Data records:

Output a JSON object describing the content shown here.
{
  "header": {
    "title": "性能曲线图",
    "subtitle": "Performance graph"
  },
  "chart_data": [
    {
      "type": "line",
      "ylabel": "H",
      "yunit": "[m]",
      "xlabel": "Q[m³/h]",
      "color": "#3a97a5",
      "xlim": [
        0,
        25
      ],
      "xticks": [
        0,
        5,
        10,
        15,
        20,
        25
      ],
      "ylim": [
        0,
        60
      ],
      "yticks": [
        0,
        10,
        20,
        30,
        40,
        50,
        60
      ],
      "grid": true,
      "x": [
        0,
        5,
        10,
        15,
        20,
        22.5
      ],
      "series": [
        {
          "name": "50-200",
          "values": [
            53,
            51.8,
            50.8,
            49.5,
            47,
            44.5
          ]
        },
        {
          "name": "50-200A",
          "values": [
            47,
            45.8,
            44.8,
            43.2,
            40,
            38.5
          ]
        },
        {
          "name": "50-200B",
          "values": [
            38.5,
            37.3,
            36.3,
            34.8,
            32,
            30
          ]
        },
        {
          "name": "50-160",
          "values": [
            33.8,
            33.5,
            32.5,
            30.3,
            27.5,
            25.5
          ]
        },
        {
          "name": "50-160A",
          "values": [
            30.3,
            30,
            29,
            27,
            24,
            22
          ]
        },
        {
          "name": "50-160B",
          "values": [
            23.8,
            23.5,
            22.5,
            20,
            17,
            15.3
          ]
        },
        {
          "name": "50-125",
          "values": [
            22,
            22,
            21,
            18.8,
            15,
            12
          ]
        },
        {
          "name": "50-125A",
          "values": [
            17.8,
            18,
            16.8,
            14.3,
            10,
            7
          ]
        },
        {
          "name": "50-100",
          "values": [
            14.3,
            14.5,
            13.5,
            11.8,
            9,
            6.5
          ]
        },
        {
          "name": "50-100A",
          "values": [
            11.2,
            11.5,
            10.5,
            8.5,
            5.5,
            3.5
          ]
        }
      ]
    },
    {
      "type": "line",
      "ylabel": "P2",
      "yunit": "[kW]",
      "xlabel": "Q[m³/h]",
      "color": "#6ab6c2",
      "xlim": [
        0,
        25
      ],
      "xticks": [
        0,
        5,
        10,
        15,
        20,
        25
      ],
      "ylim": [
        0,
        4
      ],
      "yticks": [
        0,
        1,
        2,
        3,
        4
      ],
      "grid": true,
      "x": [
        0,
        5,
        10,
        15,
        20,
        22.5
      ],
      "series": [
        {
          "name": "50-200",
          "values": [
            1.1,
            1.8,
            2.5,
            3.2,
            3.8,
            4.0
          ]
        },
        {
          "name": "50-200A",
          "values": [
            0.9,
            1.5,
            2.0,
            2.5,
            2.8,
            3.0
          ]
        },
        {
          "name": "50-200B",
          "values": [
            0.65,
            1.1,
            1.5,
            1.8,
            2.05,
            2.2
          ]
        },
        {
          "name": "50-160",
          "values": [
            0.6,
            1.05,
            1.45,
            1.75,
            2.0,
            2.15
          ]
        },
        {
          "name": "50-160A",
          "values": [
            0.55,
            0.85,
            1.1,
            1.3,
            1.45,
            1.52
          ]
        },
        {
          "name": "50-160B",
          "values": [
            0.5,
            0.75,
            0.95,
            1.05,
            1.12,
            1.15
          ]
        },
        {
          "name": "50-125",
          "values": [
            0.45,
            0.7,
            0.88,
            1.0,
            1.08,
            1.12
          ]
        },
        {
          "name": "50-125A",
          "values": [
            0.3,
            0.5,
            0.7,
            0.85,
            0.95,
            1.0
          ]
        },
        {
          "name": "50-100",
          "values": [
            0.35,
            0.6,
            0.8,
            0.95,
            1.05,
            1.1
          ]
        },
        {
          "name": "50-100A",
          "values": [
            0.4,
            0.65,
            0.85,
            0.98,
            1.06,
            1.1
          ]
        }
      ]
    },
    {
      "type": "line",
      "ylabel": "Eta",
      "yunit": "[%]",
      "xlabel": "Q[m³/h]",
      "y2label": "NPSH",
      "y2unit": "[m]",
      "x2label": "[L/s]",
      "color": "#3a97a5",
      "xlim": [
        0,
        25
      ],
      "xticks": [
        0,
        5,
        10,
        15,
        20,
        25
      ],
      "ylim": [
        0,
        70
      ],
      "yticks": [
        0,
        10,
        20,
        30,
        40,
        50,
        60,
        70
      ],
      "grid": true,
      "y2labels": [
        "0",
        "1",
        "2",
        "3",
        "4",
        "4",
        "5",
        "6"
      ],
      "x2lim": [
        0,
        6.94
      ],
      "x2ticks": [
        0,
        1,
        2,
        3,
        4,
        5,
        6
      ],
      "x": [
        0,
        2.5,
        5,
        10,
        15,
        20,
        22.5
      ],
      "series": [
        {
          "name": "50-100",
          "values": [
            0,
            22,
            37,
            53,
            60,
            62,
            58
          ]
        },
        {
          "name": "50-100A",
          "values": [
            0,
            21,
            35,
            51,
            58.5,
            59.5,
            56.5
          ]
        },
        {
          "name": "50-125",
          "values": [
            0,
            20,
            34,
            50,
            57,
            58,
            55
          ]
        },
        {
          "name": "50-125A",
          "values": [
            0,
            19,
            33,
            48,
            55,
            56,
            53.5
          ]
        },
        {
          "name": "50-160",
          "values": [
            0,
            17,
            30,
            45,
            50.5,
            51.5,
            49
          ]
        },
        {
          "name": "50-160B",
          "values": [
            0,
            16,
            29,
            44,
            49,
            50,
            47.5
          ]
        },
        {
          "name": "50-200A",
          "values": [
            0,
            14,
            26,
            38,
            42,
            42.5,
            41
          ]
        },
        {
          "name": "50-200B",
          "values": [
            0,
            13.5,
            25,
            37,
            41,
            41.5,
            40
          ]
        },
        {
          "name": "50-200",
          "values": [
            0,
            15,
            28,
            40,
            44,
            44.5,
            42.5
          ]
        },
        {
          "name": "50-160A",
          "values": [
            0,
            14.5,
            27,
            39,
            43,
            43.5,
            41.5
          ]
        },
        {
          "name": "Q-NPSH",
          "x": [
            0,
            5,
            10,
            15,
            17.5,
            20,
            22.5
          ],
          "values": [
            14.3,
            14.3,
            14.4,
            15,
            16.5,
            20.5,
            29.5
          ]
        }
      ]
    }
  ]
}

THE REQUEST: Recite the full listing above exactly.

SOLUTION FOR THIS PROBLEM:
Output a JSON object describing the content shown here.
{
  "header": {
    "title": "性能曲线图",
    "subtitle": "Performance graph"
  },
  "chart_data": [
    {
      "type": "line",
      "ylabel": "H",
      "yunit": "[m]",
      "xlabel": "Q[m³/h]",
      "color": "#3a97a5",
      "xlim": [
        0,
        25
      ],
      "xticks": [
        0,
        5,
        10,
        15,
        20,
        25
      ],
      "ylim": [
        0,
        60
      ],
      "yticks": [
        0,
        10,
        20,
        30,
        40,
        50,
        60
      ],
      "grid": true,
      "x": [
        0,
        5,
        10,
        15,
        20,
        22.5
      ],
      "series": [
        {
          "name": "50-200",
          "values": [
            53,
            51.8,
            50.8,
            49.5,
            47,
            44.5
          ]
        },
        {
          "name": "50-200A",
          "values": [
            47,
            45.8,
            44.8,
            43.2,
            40,
            38.5
          ]
        },
        {
          "name": "50-200B",
          "values": [
            38.5,
            37.3,
            36.3,
            34.8,
            32,
            30
          ]
        },
        {
          "name": "50-160",
          "values": [
            33.8,
            33.5,
            32.5,
            30.3,
            27.5,
            25.5
          ]
        },
        {
          "name": "50-160A",
          "values": [
            30.3,
            30,
            29,
            27,
            24,
            22
          ]
        },
        {
          "name": "50-160B",
          "values": [
            23.8,
            23.5,
            22.5,
            20,
            17,
            15.3
          ]
        },
        {
          "name": "50-125",
          "values": [
            22,
            22,
            21,
            18.8,
            15,
            12
          ]
        },
        {
          "name": "50-125A",
          "values": [
            17.8,
            18,
            16.8,
            14.3,
            10,
            7
          ]
        },
        {
          "name": "50-100",
          "values": [
            14.3,
            14.5,
            13.5,
            11.8,
            9,
            6.5
          ]
        },
        {
          "name": "50-100A",
          "values": [
            11.2,
            11.5,
            10.5,
            8.5,
            5.5,
            3.5
          ]
        }
      ]
    },
    {
      "type": "line",
      "ylabel": "P2",
      "yunit": "[kW]",
      "xlabel": "Q[m³/h]",
      "color": "#6ab6c2",
      "xlim": [
        0,
        25
      ],
      "xticks": [
        0,
        5,
        10,
        15,
        20,
        25
      ],
      "ylim": [
        0,
        4
      ],
      "yticks": [
        0,
        1,
        2,
        3,
        4
      ],
      "grid": true,
      "x": [
        0,
        5,
        10,
        15,
        20,
        22.5
      ],
      "series": [
        {
          "name": "50-200",
          "values": [
            1.1,
            1.8,
            2.5,
            3.2,
            3.8,
            4.0
          ]
        },
        {
          "name": "50-200A",
          "values": [
            0.9,
            1.5,
            2.0,
            2.5,
            2.8,
            3.0
          ]
        },
        {
          "name": "50-200B",
          "values": [
            0.65,
            1.1,
            1.5,
            1.8,
            2.05,
            2.2
          ]
        },
        {
          "name": "50-160",
          "values": [
            0.6,
            1.05,
            1.45,
            1.75,
            2.0,
            2.15
          ]
        },
        {
          "name": "50-160A",
          "values": [
            0.55,
            0.85,
            1.1,
            1.3,
            1.45,
            1.52
          ]
        },
        {
          "name": "50-160B",
          "values": [
            0.5,
            0.75,
            0.95,
            1.05,
            1.12,
            1.15
          ]
        },
        {
          "name": "50-125",
          "values": [
            0.45,
            0.7,
            0.88,
            1.0,
            1.08,
            1.12
          ]
        },
        {
          "name": "50-125A",
          "values": [
            0.3,
            0.5,
            0.7,
            0.85,
            0.95,
            1.0
          ]
        },
        {
          "name": "50-100",
          "values": [
            0.35,
            0.6,
            0.8,
            0.95,
            1.05,
            1.1
          ]
        },
        {
          "name": "50-100A",
          "values": [
            0.4,
            0.65,
            0.85,
            0.98,
            1.06,
            1.1
          ]
        }
      ]
    },
    {
      "type": "line",
      "ylabel": "Eta",
      "yunit": "[%]",
      "xlabel": "Q[m³/h]",
      "y2label": "NPSH",
      "y2unit": "[m]",
      "x2label": "[L/s]",
      "color": "#3a97a5",
      "xlim": [
        0,
        25
      ],
      "xticks": [
        0,
        5,
        10,
        15,
        20,
        25
      ],
      "ylim": [
        0,
        70
      ],
      "yticks": [
        0,
        10,
        20,
        30,
        40,
        50,
        60,
        70
      ],
      "grid": true,
      "y2labels": [
        "0",
        "1",
        "2",
        "3",
        "4",
        "4",
        "5",
        "6"
      ],
      "x2lim": [
        0,
        6.94
      ],
      "x2ticks": [
        0,
        1,
        2,
        3,
        4,
        5,
        6
      ],
      "x": [
        0,
        2.5,
        5,
        10,
        15,
        20,
        22.5
      ],
      "series": [
        {
          "name": "50-100",
          "values": [
            0,
            22,
            37,
            53,
            60,
            62,
            58
          ]
        },
        {
          "name": "50-100A",
          "values": [
            0,
            21,
            35,
            51,
            58.5,
            59.5,
            56.5
          ]
        },
        {
          "name": "50-125",
          "values": [
            0,
            20,
            34,
            50,
            57,
            58,
            55
          ]
        },
        {
          "name": "50-125A",
          "values": [
            0,
            19,
            33,
            48,
            55,
            56,
            53.5
          ]
        },
        {
          "name": "50-160",
          "values": [
            0,
            17,
            30,
            45,
            50.5,
            51.5,
            49
          ]
        },
        {
          "name": "50-160B",
          "values": [
            0,
            16,
            29,
            44,
            49,
            50,
            47.5
          ]
        },
        {
          "name": "50-200A",
          "values": [
            0,
            14,
            26,
            38,
            42,
            42.5,
            41
          ]
        },
        {
          "name": "50-200B",
          "values": [
            0,
            13.5,
            25,
            37,
            41,
            41.5,
            40
          ]
        },
        {
          "name": "50-200",
          "values": [
            0,
            15,
            28,
            40,
            44,
            44.5,
            42.5
          ]
        },
        {
          "name": "50-160A",
          "values": [
            0,
            14.5,
            27,
            39,
            43,
            43.5,
            41.5
          ]
        },
        {
          "name": "Q-NPSH",
          "x": [
            0,
            5,
            10,
            15,
            17.5,
            20,
            22.5
          ],
          "values": [
            14.3,
            14.3,
            14.4,
            15,
            16.5,
            20.5,
            29.5
          ]
        }
      ]
    }
  ]
}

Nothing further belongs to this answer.